Layout region records:
——

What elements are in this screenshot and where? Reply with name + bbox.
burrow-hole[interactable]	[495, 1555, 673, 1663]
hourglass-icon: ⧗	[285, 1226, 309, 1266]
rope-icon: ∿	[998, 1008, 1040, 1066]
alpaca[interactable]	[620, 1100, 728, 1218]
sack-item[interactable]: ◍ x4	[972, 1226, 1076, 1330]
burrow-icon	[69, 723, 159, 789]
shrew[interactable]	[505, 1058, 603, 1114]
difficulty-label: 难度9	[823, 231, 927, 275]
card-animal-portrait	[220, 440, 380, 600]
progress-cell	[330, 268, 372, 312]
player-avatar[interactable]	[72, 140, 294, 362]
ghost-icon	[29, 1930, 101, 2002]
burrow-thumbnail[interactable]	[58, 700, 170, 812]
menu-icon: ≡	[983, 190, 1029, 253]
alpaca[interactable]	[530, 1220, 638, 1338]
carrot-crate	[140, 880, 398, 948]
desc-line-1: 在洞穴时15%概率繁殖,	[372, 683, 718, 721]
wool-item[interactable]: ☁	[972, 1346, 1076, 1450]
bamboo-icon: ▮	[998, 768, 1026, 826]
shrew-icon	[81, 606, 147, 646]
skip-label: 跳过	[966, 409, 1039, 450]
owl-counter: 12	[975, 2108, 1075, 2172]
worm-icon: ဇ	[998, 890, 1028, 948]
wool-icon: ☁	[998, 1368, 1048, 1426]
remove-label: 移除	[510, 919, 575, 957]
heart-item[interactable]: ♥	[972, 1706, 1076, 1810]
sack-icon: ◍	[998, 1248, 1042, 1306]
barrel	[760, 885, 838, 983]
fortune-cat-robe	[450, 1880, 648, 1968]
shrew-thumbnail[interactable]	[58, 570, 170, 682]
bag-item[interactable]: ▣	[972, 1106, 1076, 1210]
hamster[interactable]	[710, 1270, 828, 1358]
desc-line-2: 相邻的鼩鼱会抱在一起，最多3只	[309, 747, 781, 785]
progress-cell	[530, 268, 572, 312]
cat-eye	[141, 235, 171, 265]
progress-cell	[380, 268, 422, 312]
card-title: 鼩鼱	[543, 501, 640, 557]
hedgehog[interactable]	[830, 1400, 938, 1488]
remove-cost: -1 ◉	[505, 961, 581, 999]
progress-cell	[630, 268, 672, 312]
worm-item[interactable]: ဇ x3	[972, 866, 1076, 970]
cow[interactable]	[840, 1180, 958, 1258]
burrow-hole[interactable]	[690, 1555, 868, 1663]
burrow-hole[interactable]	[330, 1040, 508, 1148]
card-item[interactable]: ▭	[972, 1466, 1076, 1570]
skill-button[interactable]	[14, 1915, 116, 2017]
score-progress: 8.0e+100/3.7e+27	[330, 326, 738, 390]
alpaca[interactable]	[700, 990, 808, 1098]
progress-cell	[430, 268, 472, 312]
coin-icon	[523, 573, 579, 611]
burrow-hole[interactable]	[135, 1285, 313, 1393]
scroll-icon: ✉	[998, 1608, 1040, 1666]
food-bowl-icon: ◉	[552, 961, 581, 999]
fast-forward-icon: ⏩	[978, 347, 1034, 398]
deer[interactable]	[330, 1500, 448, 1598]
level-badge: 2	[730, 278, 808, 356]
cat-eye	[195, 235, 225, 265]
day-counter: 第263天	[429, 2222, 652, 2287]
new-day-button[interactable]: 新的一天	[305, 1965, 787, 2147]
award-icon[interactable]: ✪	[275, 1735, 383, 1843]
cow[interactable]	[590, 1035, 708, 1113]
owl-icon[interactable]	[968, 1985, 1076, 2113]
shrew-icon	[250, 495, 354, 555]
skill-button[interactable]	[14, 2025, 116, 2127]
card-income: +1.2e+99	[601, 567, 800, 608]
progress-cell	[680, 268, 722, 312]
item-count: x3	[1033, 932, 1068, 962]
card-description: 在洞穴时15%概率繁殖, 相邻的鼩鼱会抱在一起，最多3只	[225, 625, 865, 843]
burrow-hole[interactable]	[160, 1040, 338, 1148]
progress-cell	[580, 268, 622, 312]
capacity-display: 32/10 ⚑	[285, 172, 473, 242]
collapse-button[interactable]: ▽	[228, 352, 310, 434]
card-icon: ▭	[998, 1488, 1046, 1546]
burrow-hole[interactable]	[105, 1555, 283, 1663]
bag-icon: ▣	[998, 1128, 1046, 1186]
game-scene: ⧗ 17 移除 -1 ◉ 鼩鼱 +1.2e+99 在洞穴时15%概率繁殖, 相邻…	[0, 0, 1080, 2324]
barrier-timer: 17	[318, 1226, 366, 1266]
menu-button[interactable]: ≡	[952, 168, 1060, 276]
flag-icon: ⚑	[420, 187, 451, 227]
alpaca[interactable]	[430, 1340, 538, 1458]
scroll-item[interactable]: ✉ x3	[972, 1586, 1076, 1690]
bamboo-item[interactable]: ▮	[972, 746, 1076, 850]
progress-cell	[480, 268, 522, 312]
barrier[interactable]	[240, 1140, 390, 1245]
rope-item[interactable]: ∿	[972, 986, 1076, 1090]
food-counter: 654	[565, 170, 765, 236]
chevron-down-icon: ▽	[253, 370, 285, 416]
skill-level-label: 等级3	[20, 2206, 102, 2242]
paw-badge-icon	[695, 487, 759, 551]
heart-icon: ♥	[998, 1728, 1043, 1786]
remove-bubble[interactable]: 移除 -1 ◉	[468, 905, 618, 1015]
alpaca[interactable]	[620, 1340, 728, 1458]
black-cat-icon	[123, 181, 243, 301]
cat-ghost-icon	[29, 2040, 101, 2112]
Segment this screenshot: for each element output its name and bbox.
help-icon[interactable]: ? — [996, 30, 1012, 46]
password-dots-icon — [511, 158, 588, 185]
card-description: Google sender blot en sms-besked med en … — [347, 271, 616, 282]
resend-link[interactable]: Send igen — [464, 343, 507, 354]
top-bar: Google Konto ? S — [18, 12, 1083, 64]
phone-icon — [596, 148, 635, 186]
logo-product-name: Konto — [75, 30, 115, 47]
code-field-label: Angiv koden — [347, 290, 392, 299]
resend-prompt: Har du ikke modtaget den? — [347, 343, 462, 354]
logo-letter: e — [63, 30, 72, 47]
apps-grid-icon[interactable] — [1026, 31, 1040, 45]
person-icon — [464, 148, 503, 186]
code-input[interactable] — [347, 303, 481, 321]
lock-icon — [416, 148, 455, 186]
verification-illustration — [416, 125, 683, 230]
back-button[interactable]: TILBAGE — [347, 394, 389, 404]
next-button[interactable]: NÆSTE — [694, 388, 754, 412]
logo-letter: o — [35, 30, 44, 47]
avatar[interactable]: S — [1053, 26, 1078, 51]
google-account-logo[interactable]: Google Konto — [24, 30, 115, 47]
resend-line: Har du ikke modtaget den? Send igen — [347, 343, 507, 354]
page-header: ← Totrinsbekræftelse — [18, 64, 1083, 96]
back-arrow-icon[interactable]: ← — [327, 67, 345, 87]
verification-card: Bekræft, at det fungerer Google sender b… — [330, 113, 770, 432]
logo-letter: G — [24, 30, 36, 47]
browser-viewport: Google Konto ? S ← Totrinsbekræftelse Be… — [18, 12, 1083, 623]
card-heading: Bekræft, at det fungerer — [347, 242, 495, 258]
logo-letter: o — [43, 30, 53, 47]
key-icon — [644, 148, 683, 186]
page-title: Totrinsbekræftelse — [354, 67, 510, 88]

——

Rewrite the records above, changing every occurrence of "interactable" to "clickable" and leaving everything else unchanged.

What elements are in this screenshot and where? Reply with name + bbox.
burrow-hole[clickable]	[495, 1555, 673, 1663]
hourglass-icon: ⧗	[285, 1226, 309, 1266]
rope-icon: ∿	[998, 1008, 1040, 1066]
alpaca[clickable]	[620, 1100, 728, 1218]
sack-item[clickable]: ◍ x4	[972, 1226, 1076, 1330]
burrow-icon	[69, 723, 159, 789]
shrew[clickable]	[505, 1058, 603, 1114]
difficulty-label: 难度9	[823, 231, 927, 275]
card-animal-portrait	[220, 440, 380, 600]
progress-cell	[330, 268, 372, 312]
player-avatar[clickable]	[72, 140, 294, 362]
ghost-icon	[29, 1930, 101, 2002]
burrow-thumbnail[clickable]	[58, 700, 170, 812]
menu-icon: ≡	[983, 190, 1029, 253]
alpaca[clickable]	[530, 1220, 638, 1338]
carrot-crate	[140, 880, 398, 948]
desc-line-1: 在洞穴时15%概率繁殖,	[372, 683, 718, 721]
wool-item[clickable]: ☁	[972, 1346, 1076, 1450]
bamboo-icon: ▮	[998, 768, 1026, 826]
shrew-icon	[81, 606, 147, 646]
skip-label: 跳过	[966, 409, 1039, 450]
owl-counter: 12	[975, 2108, 1075, 2172]
worm-icon: ဇ	[998, 890, 1028, 948]
wool-icon: ☁	[998, 1368, 1048, 1426]
remove-label: 移除	[510, 919, 575, 957]
heart-item[clickable]: ♥	[972, 1706, 1076, 1810]
sack-icon: ◍	[998, 1248, 1042, 1306]
barrel	[760, 885, 838, 983]
fortune-cat-robe	[450, 1880, 648, 1968]
shrew-thumbnail[clickable]	[58, 570, 170, 682]
bag-item[clickable]: ▣	[972, 1106, 1076, 1210]
hamster[clickable]	[710, 1270, 828, 1358]
desc-line-2: 相邻的鼩鼱会抱在一起，最多3只	[309, 747, 781, 785]
progress-cell	[530, 268, 572, 312]
cat-eye	[141, 235, 171, 265]
progress-cell	[380, 268, 422, 312]
card-title: 鼩鼱	[543, 501, 640, 557]
hedgehog[clickable]	[830, 1400, 938, 1488]
remove-cost: -1 ◉	[505, 961, 581, 999]
progress-cell	[630, 268, 672, 312]
worm-item[clickable]: ဇ x3	[972, 866, 1076, 970]
cow[clickable]	[840, 1180, 958, 1258]
burrow-hole[clickable]	[690, 1555, 868, 1663]
burrow-hole[clickable]	[330, 1040, 508, 1148]
card-item[clickable]: ▭	[972, 1466, 1076, 1570]
skill-button[clickable]	[14, 1915, 116, 2017]
score-progress: 8.0e+100/3.7e+27	[330, 326, 738, 390]
alpaca[clickable]	[700, 990, 808, 1098]
progress-cell	[430, 268, 472, 312]
coin-icon	[523, 573, 579, 611]
burrow-hole[clickable]	[135, 1285, 313, 1393]
scroll-icon: ✉	[998, 1608, 1040, 1666]
food-bowl-icon: ◉	[552, 961, 581, 999]
fast-forward-icon: ⏩	[978, 347, 1034, 398]
deer[clickable]	[330, 1500, 448, 1598]
level-badge: 2	[730, 278, 808, 356]
cat-eye	[195, 235, 225, 265]
day-counter: 第263天	[429, 2222, 652, 2287]
new-day-button[clickable]: 新的一天	[305, 1965, 787, 2147]
award-icon[clickable]: ✪	[275, 1735, 383, 1843]
cow[clickable]	[590, 1035, 708, 1113]
owl-icon[clickable]	[968, 1985, 1076, 2113]
shrew-icon	[250, 495, 354, 555]
skill-button[clickable]	[14, 2025, 116, 2127]
card-income: +1.2e+99	[601, 567, 800, 608]
progress-cell	[680, 268, 722, 312]
item-count: x3	[1033, 932, 1068, 962]
card-description: 在洞穴时15%概率繁殖, 相邻的鼩鼱会抱在一起，最多3只	[225, 625, 865, 843]
burrow-hole[clickable]	[160, 1040, 338, 1148]
progress-cell	[580, 268, 622, 312]
capacity-display: 32/10 ⚑	[285, 172, 473, 242]
collapse-button[clickable]: ▽	[228, 352, 310, 434]
card-icon: ▭	[998, 1488, 1046, 1546]
burrow-hole[clickable]	[105, 1555, 283, 1663]
bag-icon: ▣	[998, 1128, 1046, 1186]
game-scene: ⧗ 17 移除 -1 ◉ 鼩鼱 +1.2e+99 在洞穴时15%概率繁殖, 相邻…	[0, 0, 1080, 2324]
barrier-timer: 17	[318, 1226, 366, 1266]
menu-button[clickable]: ≡	[952, 168, 1060, 276]
flag-icon: ⚑	[420, 187, 451, 227]
alpaca[clickable]	[430, 1340, 538, 1458]
scroll-item[clickable]: ✉ x3	[972, 1586, 1076, 1690]
bamboo-item[clickable]: ▮	[972, 746, 1076, 850]
progress-cell	[480, 268, 522, 312]
barrier[clickable]	[240, 1140, 390, 1245]
rope-item[clickable]: ∿	[972, 986, 1076, 1090]
food-counter: 654	[565, 170, 765, 236]
chevron-down-icon: ▽	[253, 370, 285, 416]
skill-level-label: 等级3	[20, 2206, 102, 2242]
paw-badge-icon	[695, 487, 759, 551]
heart-icon: ♥	[998, 1728, 1043, 1786]
remove-bubble[clickable]: 移除 -1 ◉	[468, 905, 618, 1015]
alpaca[clickable]	[620, 1340, 728, 1458]
black-cat-icon	[123, 181, 243, 301]
cat-ghost-icon	[29, 2040, 101, 2112]
Segment this screenshot: for each element output its name and bbox.
help-icon[clickable]: ? — [996, 30, 1012, 46]
password-dots-icon — [511, 158, 588, 185]
card-description: Google sender blot en sms-besked med en … — [347, 271, 616, 282]
resend-link[clickable]: Send igen — [464, 343, 507, 354]
top-bar: Google Konto ? S — [18, 12, 1083, 64]
phone-icon — [596, 148, 635, 186]
logo-product-name: Konto — [75, 30, 115, 47]
code-field-label: Angiv koden — [347, 290, 392, 299]
resend-prompt: Har du ikke modtaget den? — [347, 343, 462, 354]
logo-letter: e — [63, 30, 72, 47]
apps-grid-icon[clickable] — [1026, 31, 1040, 45]
person-icon — [464, 148, 503, 186]
code-input[clickable] — [347, 303, 481, 321]
lock-icon — [416, 148, 455, 186]
verification-illustration — [416, 125, 683, 230]
back-button[clickable]: TILBAGE — [347, 394, 389, 404]
next-button[clickable]: NÆSTE — [694, 388, 754, 412]
logo-letter: o — [35, 30, 44, 47]
avatar[clickable]: S — [1053, 26, 1078, 51]
google-account-logo[clickable]: Google Konto — [24, 30, 115, 47]
resend-line: Har du ikke modtaget den? Send igen — [347, 343, 507, 354]
page-header: ← Totrinsbekræftelse — [18, 64, 1083, 96]
back-arrow-icon[clickable]: ← — [327, 67, 345, 87]
verification-card: Bekræft, at det fungerer Google sender b… — [330, 113, 770, 432]
logo-letter: G — [24, 30, 36, 47]
browser-viewport: Google Konto ? S ← Totrinsbekræftelse Be… — [18, 12, 1083, 623]
card-heading: Bekræft, at det fungerer — [347, 242, 495, 258]
logo-letter: o — [43, 30, 53, 47]
key-icon — [644, 148, 683, 186]
page-title: Totrinsbekræftelse — [354, 67, 510, 88]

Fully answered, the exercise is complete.